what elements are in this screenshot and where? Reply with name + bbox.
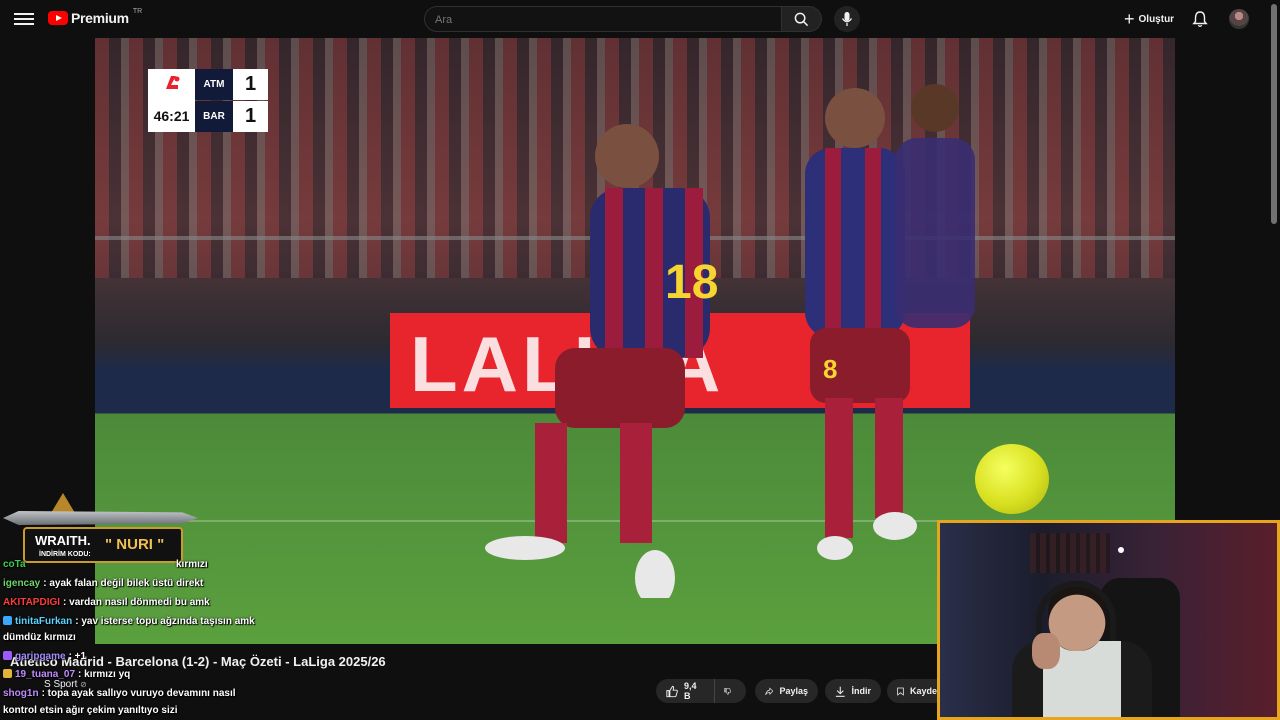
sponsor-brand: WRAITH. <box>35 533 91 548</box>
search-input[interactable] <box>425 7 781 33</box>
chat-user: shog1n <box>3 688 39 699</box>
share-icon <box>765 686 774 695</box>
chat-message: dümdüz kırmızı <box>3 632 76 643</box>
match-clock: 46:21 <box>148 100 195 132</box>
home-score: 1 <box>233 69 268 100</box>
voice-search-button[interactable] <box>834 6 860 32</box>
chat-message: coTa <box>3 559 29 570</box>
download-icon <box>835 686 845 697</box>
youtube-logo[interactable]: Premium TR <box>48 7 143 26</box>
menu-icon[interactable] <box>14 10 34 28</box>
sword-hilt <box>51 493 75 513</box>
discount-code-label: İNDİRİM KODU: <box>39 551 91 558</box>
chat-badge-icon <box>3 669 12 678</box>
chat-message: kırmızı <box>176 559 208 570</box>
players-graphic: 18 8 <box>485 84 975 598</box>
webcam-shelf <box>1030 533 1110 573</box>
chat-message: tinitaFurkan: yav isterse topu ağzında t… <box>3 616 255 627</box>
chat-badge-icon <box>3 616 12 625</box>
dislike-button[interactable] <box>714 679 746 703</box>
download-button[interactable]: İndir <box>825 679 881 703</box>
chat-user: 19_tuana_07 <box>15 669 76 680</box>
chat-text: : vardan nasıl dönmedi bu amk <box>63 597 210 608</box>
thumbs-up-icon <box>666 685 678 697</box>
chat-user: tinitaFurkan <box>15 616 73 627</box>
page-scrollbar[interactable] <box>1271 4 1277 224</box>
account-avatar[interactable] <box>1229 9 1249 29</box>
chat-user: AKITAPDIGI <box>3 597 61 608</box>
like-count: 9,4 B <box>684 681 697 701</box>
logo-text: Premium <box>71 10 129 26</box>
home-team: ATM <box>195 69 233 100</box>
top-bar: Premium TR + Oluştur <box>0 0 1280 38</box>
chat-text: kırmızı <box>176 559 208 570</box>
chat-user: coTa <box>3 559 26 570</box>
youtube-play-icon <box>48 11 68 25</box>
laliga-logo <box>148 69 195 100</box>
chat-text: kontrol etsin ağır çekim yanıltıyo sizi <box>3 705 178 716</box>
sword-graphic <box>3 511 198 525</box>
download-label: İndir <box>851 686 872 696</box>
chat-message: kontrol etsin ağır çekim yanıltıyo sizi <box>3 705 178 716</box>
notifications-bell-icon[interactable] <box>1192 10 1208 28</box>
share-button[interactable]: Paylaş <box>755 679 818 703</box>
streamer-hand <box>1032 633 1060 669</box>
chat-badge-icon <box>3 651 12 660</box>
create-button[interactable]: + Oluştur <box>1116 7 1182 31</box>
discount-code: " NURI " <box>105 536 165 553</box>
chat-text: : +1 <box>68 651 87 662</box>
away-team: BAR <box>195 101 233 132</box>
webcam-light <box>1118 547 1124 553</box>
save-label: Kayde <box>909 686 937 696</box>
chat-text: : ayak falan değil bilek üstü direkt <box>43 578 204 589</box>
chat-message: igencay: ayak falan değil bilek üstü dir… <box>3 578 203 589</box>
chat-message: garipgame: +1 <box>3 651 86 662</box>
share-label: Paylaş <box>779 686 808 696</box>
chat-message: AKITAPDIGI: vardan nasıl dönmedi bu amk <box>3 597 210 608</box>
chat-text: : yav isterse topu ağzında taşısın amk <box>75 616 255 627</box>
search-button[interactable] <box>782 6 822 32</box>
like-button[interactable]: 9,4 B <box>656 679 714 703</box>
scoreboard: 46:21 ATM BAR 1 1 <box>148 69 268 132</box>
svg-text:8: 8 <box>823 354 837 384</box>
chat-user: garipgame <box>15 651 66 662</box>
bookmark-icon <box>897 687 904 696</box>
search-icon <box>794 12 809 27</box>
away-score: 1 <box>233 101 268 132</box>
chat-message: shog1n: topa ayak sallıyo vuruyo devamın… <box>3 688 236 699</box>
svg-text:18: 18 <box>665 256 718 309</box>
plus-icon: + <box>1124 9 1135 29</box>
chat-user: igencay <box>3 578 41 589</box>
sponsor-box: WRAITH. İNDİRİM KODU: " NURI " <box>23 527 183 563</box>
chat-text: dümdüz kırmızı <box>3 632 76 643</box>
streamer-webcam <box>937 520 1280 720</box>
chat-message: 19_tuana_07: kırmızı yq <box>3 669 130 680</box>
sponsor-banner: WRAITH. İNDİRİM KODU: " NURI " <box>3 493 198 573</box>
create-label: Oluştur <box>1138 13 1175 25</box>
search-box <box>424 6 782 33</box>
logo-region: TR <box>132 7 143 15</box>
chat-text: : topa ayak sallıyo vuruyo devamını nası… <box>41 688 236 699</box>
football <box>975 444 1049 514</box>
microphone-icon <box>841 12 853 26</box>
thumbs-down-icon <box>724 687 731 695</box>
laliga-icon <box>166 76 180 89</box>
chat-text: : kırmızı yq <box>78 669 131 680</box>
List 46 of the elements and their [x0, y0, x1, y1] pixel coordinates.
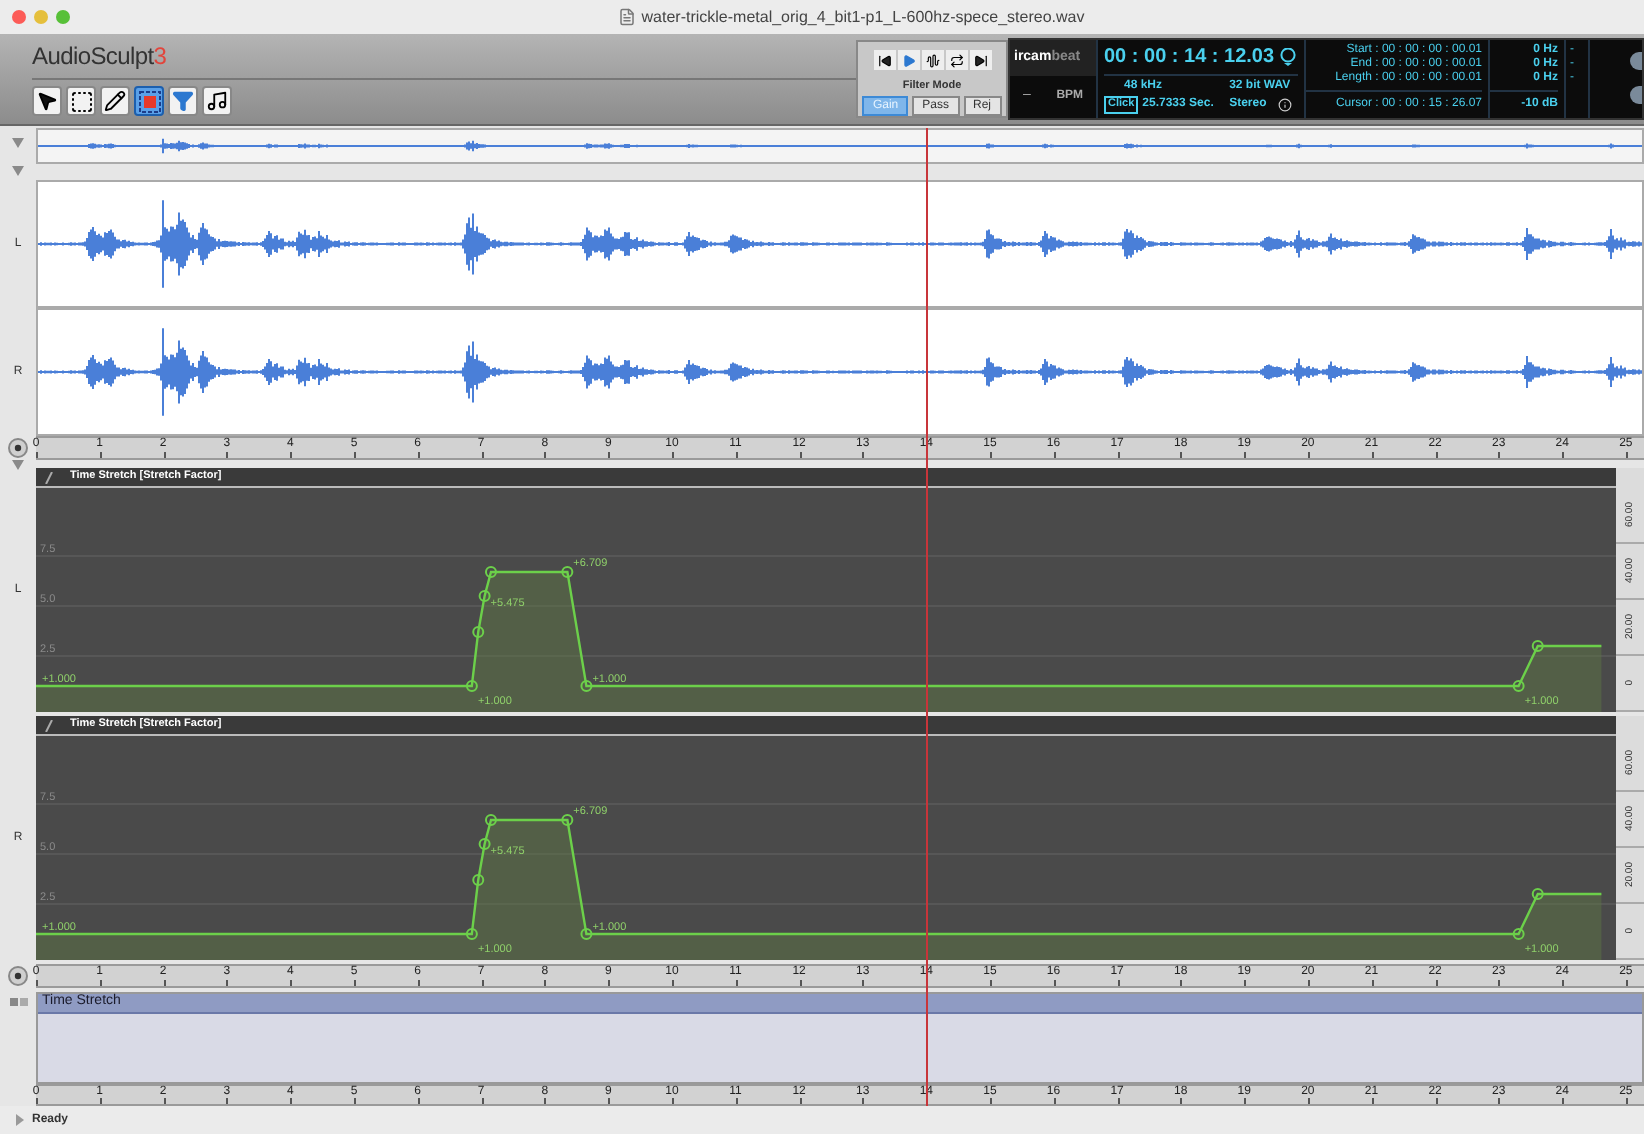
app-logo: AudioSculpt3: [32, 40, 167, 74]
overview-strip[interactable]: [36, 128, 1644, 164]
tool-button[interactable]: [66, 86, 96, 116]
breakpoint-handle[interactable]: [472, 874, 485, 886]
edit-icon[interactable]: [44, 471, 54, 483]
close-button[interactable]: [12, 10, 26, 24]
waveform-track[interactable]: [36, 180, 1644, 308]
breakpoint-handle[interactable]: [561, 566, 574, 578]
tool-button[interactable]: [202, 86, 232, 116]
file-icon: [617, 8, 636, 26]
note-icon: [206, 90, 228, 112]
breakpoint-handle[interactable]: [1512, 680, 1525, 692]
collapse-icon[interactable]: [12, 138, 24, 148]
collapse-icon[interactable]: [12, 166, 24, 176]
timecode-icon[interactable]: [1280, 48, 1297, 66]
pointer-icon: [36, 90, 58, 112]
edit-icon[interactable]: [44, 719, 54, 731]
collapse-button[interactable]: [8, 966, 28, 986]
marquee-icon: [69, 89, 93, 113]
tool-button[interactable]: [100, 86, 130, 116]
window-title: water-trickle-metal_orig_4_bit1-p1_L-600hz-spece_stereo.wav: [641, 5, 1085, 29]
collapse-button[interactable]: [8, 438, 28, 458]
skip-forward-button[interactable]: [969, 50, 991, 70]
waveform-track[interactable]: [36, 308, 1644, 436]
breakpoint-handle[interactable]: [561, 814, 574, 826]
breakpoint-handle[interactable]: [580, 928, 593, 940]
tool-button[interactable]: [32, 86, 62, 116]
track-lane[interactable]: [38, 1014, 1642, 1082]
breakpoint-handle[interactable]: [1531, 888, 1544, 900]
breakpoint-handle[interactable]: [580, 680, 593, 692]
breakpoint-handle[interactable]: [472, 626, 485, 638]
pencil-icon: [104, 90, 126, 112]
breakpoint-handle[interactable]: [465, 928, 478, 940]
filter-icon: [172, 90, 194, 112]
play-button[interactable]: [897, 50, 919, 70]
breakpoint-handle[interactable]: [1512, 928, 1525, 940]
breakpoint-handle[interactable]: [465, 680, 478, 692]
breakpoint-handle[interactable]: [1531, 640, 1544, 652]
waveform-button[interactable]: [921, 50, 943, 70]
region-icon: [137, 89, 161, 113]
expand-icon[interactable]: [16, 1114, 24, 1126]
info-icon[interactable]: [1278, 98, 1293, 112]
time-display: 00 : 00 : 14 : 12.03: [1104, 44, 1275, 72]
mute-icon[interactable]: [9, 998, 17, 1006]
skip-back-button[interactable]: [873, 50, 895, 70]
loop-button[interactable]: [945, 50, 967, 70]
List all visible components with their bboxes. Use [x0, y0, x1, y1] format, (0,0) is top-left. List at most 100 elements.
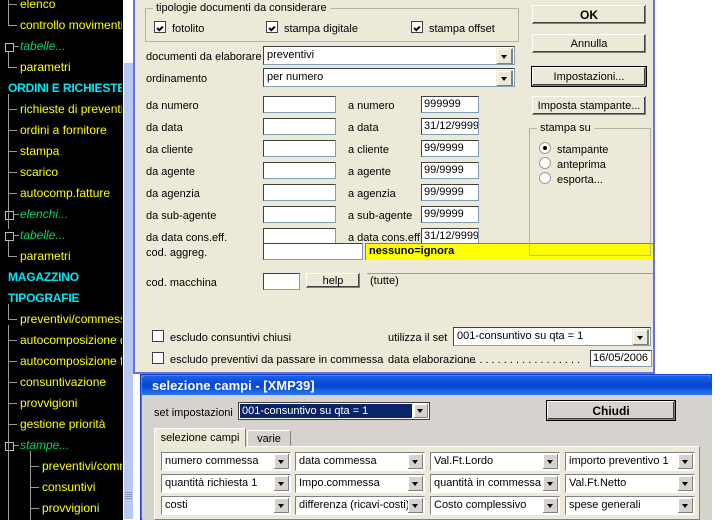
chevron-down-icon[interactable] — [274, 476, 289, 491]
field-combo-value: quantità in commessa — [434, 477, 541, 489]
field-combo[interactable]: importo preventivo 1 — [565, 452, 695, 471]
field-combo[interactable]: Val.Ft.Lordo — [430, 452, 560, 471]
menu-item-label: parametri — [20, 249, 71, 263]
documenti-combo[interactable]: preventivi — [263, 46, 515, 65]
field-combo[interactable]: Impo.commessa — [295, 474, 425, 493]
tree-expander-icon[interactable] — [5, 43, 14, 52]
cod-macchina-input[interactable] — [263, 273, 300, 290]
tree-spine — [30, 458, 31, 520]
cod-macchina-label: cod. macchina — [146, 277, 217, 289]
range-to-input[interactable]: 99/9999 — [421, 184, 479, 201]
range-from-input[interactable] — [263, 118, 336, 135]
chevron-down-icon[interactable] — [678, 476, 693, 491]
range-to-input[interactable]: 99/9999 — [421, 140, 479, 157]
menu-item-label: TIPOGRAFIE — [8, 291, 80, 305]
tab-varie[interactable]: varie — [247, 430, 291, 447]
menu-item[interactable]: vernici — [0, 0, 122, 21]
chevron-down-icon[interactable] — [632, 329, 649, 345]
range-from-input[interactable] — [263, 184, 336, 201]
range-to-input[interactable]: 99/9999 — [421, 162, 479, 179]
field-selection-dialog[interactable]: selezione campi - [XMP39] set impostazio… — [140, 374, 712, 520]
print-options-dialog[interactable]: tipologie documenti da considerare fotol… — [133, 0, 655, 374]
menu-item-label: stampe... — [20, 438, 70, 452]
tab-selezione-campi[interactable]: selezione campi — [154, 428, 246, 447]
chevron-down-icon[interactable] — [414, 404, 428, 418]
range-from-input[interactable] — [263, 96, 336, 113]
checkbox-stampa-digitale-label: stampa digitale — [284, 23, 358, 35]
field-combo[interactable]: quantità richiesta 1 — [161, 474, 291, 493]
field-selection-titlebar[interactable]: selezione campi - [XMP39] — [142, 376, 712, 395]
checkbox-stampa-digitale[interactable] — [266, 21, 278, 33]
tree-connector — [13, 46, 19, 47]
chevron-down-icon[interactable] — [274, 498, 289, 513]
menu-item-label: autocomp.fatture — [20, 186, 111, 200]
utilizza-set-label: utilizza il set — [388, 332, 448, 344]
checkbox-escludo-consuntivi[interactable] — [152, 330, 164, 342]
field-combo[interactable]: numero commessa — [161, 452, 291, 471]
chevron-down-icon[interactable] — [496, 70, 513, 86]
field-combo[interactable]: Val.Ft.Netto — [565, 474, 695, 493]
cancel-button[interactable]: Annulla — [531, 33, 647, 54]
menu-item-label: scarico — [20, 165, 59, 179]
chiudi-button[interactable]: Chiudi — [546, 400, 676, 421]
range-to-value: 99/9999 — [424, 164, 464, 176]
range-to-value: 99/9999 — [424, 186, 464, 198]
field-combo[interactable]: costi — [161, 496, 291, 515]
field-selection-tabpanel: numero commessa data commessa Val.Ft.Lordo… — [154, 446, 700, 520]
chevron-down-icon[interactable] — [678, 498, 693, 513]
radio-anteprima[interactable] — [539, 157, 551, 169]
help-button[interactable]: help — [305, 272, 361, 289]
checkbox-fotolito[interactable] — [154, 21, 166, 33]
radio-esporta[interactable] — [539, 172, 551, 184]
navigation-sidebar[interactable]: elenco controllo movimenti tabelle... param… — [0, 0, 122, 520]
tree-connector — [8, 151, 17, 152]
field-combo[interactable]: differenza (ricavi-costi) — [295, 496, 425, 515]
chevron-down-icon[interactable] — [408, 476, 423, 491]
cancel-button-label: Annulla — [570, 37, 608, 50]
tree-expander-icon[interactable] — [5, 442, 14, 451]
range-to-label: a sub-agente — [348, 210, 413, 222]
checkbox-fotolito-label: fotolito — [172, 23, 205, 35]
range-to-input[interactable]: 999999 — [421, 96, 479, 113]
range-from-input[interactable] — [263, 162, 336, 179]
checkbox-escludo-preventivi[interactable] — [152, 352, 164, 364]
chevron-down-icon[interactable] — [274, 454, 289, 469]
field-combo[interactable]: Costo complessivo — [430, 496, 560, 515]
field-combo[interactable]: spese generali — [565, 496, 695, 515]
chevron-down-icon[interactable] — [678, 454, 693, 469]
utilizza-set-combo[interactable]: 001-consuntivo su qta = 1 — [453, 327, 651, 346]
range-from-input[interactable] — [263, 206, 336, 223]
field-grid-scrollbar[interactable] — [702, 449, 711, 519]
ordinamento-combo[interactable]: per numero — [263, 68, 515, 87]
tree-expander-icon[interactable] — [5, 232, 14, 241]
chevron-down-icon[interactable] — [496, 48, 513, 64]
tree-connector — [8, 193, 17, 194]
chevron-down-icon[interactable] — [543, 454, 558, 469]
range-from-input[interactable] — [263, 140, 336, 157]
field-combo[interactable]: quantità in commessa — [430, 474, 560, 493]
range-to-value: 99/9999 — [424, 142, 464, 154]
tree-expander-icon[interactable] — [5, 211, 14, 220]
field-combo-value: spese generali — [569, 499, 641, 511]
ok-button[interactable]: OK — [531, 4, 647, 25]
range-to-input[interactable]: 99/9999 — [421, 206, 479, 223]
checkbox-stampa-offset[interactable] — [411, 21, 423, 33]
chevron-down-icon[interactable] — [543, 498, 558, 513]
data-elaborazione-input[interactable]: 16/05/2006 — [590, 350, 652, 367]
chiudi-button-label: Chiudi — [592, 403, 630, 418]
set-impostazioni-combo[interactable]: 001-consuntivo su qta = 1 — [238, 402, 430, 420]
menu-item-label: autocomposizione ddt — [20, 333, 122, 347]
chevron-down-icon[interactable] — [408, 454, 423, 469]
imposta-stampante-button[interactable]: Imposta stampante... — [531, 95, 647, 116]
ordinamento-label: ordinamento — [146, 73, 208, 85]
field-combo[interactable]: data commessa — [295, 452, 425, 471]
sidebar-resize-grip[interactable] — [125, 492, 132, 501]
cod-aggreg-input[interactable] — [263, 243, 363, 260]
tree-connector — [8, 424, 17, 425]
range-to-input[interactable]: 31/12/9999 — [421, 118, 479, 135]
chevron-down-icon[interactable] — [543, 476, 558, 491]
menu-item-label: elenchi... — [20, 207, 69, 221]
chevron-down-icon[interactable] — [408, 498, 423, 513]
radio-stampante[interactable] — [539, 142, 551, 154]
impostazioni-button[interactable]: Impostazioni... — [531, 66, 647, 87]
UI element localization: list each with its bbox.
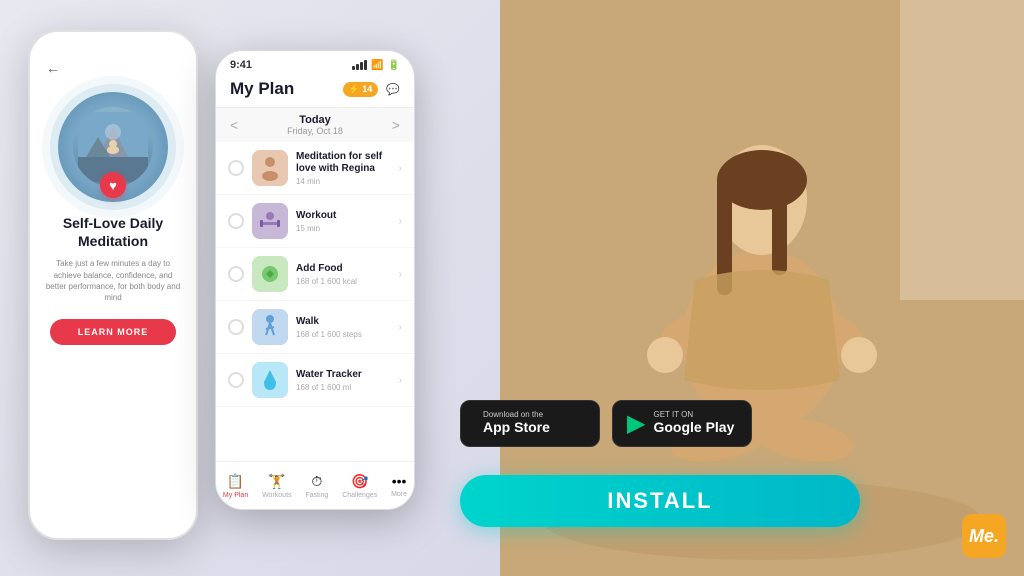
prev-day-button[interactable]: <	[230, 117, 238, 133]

§ Exercise details
In the records above, copy every line without changes, starting at the line that contains "sponsor-brand: WRAITH. <box>35" and ending after the line that contains "menu-icon[interactable] <box>14 10".

§ Output below
sponsor-brand: WRAITH. <box>35 533 91 548</box>
search-input[interactable] <box>425 7 781 33</box>
chat-user: shog1n <box>3 688 39 699</box>
share-icon <box>765 686 774 695</box>
chat-message: dümdüz kırmızı <box>3 632 76 643</box>
match-clock: 46:21 <box>148 100 195 132</box>
home-score: 1 <box>233 69 268 100</box>
voice-search-button[interactable] <box>834 6 860 32</box>
chat-message: coTa <box>3 559 29 570</box>
download-icon <box>835 686 845 697</box>
youtube-logo[interactable]: Premium TR <box>48 7 143 26</box>
menu-icon[interactable] <box>14 10 34 28</box>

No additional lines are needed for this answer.